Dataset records
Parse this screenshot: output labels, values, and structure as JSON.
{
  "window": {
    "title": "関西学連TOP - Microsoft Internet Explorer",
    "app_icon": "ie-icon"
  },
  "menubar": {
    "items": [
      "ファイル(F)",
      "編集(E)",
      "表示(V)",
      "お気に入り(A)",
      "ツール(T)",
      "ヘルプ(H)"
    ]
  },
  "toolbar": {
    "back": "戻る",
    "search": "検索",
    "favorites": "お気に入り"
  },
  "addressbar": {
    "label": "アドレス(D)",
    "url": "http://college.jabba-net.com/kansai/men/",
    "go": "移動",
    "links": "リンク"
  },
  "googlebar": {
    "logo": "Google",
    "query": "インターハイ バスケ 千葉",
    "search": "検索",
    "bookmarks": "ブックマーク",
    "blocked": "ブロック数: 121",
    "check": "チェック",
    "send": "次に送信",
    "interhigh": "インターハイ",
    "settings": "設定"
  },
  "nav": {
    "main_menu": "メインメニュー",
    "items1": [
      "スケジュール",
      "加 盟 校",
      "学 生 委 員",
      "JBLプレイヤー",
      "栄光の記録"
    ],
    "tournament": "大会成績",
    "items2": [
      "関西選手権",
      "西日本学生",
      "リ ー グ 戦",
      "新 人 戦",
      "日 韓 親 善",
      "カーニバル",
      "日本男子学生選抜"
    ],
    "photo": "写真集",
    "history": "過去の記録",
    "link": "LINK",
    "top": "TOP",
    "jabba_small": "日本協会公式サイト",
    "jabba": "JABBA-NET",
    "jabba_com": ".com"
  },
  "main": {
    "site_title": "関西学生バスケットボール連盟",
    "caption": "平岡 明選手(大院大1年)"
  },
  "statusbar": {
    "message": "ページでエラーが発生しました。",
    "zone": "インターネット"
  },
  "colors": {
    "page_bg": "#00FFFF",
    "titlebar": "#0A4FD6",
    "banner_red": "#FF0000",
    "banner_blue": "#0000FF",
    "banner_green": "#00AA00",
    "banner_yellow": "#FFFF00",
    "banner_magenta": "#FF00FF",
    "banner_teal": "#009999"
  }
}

▸ STATED PROBLEM
Transcribe the material exactly as it reads.

▸ TASK OUTPUT
Parse this screenshot: output labels, values, and structure as JSON.
{
  "window": {
    "title": "関西学連TOP - Microsoft Internet Explorer",
    "app_icon": "ie-icon"
  },
  "menubar": {
    "items": [
      "ファイル(F)",
      "編集(E)",
      "表示(V)",
      "お気に入り(A)",
      "ツール(T)",
      "ヘルプ(H)"
    ]
  },
  "toolbar": {
    "back": "戻る",
    "search": "検索",
    "favorites": "お気に入り"
  },
  "addressbar": {
    "label": "アドレス(D)",
    "url": "http://college.jabba-net.com/kansai/men/",
    "go": "移動",
    "links": "リンク"
  },
  "googlebar": {
    "logo": "Google",
    "query": "インターハイ バスケ 千葉",
    "search": "検索",
    "bookmarks": "ブックマーク",
    "blocked": "ブロック数: 121",
    "check": "チェック",
    "send": "次に送信",
    "interhigh": "インターハイ",
    "settings": "設定"
  },
  "nav": {
    "main_menu": "メインメニュー",
    "items1": [
      "スケジュール",
      "加 盟 校",
      "学 生 委 員",
      "JBLプレイヤー",
      "栄光の記録"
    ],
    "tournament": "大会成績",
    "items2": [
      "関西選手権",
      "西日本学生",
      "リ ー グ 戦",
      "新 人 戦",
      "日 韓 親 善",
      "カーニバル",
      "日本男子学生選抜"
    ],
    "photo": "写真集",
    "history": "過去の記録",
    "link": "LINK",
    "top": "TOP",
    "jabba_small": "日本協会公式サイト",
    "jabba": "JABBA-NET",
    "jabba_com": ".com"
  },
  "main": {
    "site_title": "関西学生バスケットボール連盟",
    "caption": "平岡 明選手(大院大1年)"
  },
  "statusbar": {
    "message": "ページでエラーが発生しました。",
    "zone": "インターネット"
  },
  "colors": {
    "page_bg": "#00FFFF",
    "titlebar": "#0A4FD6",
    "banner_red": "#FF0000",
    "banner_blue": "#0000FF",
    "banner_green": "#00AA00",
    "banner_yellow": "#FFFF00",
    "banner_magenta": "#FF00FF",
    "banner_teal": "#009999"
  }
}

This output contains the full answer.